# EXERCISE AIM
Restate, word for word, all of the material shown below.

# DATA SHOWN
***

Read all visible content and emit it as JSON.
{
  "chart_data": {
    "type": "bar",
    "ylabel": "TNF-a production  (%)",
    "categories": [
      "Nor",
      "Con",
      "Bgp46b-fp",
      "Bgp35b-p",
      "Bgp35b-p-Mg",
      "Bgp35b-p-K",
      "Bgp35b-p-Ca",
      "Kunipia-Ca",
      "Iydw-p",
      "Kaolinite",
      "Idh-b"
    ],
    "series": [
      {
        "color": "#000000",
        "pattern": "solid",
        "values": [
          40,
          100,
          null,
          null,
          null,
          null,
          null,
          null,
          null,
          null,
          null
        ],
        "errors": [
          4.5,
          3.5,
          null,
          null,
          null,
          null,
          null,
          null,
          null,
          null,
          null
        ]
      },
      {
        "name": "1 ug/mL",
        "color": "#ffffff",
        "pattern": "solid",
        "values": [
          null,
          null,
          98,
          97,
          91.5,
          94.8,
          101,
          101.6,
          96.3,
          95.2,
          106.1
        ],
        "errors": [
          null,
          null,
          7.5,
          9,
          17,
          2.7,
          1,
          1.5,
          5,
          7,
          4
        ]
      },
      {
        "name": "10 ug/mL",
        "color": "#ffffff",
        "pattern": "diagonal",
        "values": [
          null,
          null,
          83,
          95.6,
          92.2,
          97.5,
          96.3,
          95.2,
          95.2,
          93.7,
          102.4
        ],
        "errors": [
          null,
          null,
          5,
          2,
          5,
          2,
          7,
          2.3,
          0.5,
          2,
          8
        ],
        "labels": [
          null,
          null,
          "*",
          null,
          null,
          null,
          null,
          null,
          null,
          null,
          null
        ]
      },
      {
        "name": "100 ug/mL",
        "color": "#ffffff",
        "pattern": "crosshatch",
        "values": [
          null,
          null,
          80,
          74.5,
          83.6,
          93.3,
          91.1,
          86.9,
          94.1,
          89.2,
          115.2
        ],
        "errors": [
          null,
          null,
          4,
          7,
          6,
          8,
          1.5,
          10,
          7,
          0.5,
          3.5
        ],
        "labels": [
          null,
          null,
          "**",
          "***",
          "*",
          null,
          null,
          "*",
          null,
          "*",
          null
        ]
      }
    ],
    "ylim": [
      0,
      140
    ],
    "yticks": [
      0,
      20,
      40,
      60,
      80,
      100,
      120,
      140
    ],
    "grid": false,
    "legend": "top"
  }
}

***

# TASK OUTPUT
Read all visible content and emit it as JSON.
{
  "chart_data": {
    "type": "bar",
    "ylabel": "TNF-a production  (%)",
    "categories": [
      "Nor",
      "Con",
      "Bgp46b-fp",
      "Bgp35b-p",
      "Bgp35b-p-Mg",
      "Bgp35b-p-K",
      "Bgp35b-p-Ca",
      "Kunipia-Ca",
      "Iydw-p",
      "Kaolinite",
      "Idh-b"
    ],
    "series": [
      {
        "color": "#000000",
        "pattern": "solid",
        "values": [
          40,
          100,
          null,
          null,
          null,
          null,
          null,
          null,
          null,
          null,
          null
        ],
        "errors": [
          4.5,
          3.5,
          null,
          null,
          null,
          null,
          null,
          null,
          null,
          null,
          null
        ]
      },
      {
        "name": "1 ug/mL",
        "color": "#ffffff",
        "pattern": "solid",
        "values": [
          null,
          null,
          98,
          97,
          91.5,
          94.8,
          101,
          101.6,
          96.3,
          95.2,
          106.1
        ],
        "errors": [
          null,
          null,
          7.5,
          9,
          17,
          2.7,
          1,
          1.5,
          5,
          7,
          4
        ]
      },
      {
        "name": "10 ug/mL",
        "color": "#ffffff",
        "pattern": "diagonal",
        "values": [
          null,
          null,
          83,
          95.6,
          92.2,
          97.5,
          96.3,
          95.2,
          95.2,
          93.7,
          102.4
        ],
        "errors": [
          null,
          null,
          5,
          2,
          5,
          2,
          7,
          2.3,
          0.5,
          2,
          8
        ],
        "labels": [
          null,
          null,
          "*",
          null,
          null,
          null,
          null,
          null,
          null,
          null,
          null
        ]
      },
      {
        "name": "100 ug/mL",
        "color": "#ffffff",
        "pattern": "crosshatch",
        "values": [
          null,
          null,
          80,
          74.5,
          83.6,
          93.3,
          91.1,
          86.9,
          94.1,
          89.2,
          115.2
        ],
        "errors": [
          null,
          null,
          4,
          7,
          6,
          8,
          1.5,
          10,
          7,
          0.5,
          3.5
        ],
        "labels": [
          null,
          null,
          "**",
          "***",
          "*",
          null,
          null,
          "*",
          null,
          "*",
          null
        ]
      }
    ],
    "ylim": [
      0,
      140
    ],
    "yticks": [
      0,
      20,
      40,
      60,
      80,
      100,
      120,
      140
    ],
    "grid": false,
    "legend": "top"
  }
}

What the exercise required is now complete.